Aim of the exercise: Write the data out again exactly, with no pictures.

Available data:
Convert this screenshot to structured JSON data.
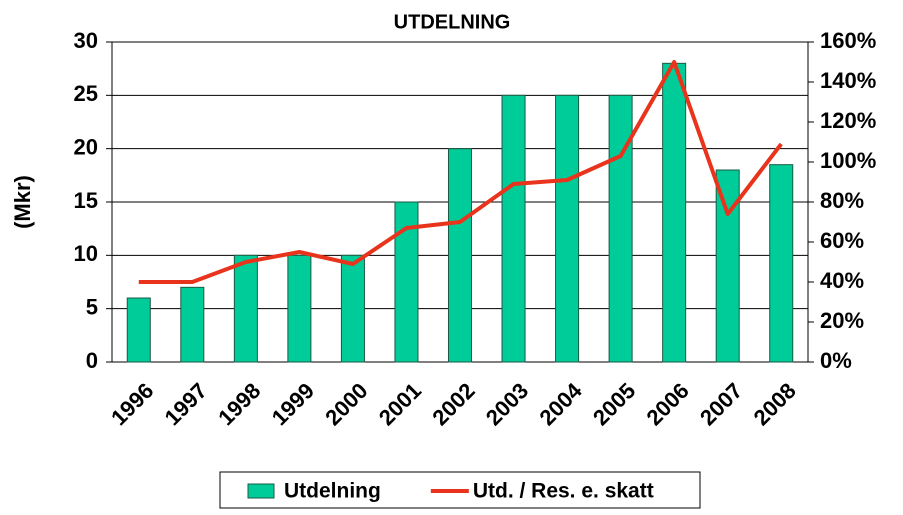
{
  "chart_data": {
    "type": "bar-line",
    "title": "UTDELNING",
    "y_label": "(Mkr)",
    "categories": [
      "1996",
      "1997",
      "1998",
      "1999",
      "2000",
      "2001",
      "2002",
      "2003",
      "2004",
      "2005",
      "2006",
      "2007",
      "2008"
    ],
    "series": [
      {
        "name": "Utdelning",
        "type": "bar",
        "color": "#00cc99",
        "values": [
          6,
          7,
          10,
          10,
          10,
          15,
          20,
          25,
          25,
          25,
          28,
          18,
          18.5
        ]
      },
      {
        "name": "Utd. / Res. e. skatt",
        "type": "line",
        "axis": "y2",
        "color": "#e8341c",
        "values": [
          40,
          40,
          50,
          55,
          49,
          67,
          70,
          89,
          91,
          103,
          150,
          74,
          109
        ]
      }
    ],
    "ylim": [
      0,
      30
    ],
    "yticks": [
      0,
      5,
      10,
      15,
      20,
      25,
      30
    ],
    "y2lim": [
      0,
      160
    ],
    "y2ticks": [
      {
        "value": 0,
        "label": "0%"
      },
      {
        "value": 20,
        "label": "20%"
      },
      {
        "value": 40,
        "label": "40%"
      },
      {
        "value": 60,
        "label": "60%"
      },
      {
        "value": 80,
        "label": "80%"
      },
      {
        "value": 100,
        "label": "100%"
      },
      {
        "value": 120,
        "label": "120%"
      },
      {
        "value": 140,
        "label": "140%"
      },
      {
        "value": 160,
        "label": "160%"
      }
    ],
    "grid": true,
    "legend": "bottom"
  }
}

Solution to this task:
Convert this screenshot to structured JSON data.
{
  "chart_data": {
    "type": "bar-line",
    "title": "UTDELNING",
    "y_label": "(Mkr)",
    "categories": [
      "1996",
      "1997",
      "1998",
      "1999",
      "2000",
      "2001",
      "2002",
      "2003",
      "2004",
      "2005",
      "2006",
      "2007",
      "2008"
    ],
    "series": [
      {
        "name": "Utdelning",
        "type": "bar",
        "color": "#00cc99",
        "values": [
          6,
          7,
          10,
          10,
          10,
          15,
          20,
          25,
          25,
          25,
          28,
          18,
          18.5
        ]
      },
      {
        "name": "Utd. / Res. e. skatt",
        "type": "line",
        "axis": "y2",
        "color": "#e8341c",
        "values": [
          40,
          40,
          50,
          55,
          49,
          67,
          70,
          89,
          91,
          103,
          150,
          74,
          109
        ]
      }
    ],
    "ylim": [
      0,
      30
    ],
    "yticks": [
      0,
      5,
      10,
      15,
      20,
      25,
      30
    ],
    "y2lim": [
      0,
      160
    ],
    "y2ticks": [
      {
        "value": 0,
        "label": "0%"
      },
      {
        "value": 20,
        "label": "20%"
      },
      {
        "value": 40,
        "label": "40%"
      },
      {
        "value": 60,
        "label": "60%"
      },
      {
        "value": 80,
        "label": "80%"
      },
      {
        "value": 100,
        "label": "100%"
      },
      {
        "value": 120,
        "label": "120%"
      },
      {
        "value": 140,
        "label": "140%"
      },
      {
        "value": 160,
        "label": "160%"
      }
    ],
    "grid": true,
    "legend": "bottom"
  }
}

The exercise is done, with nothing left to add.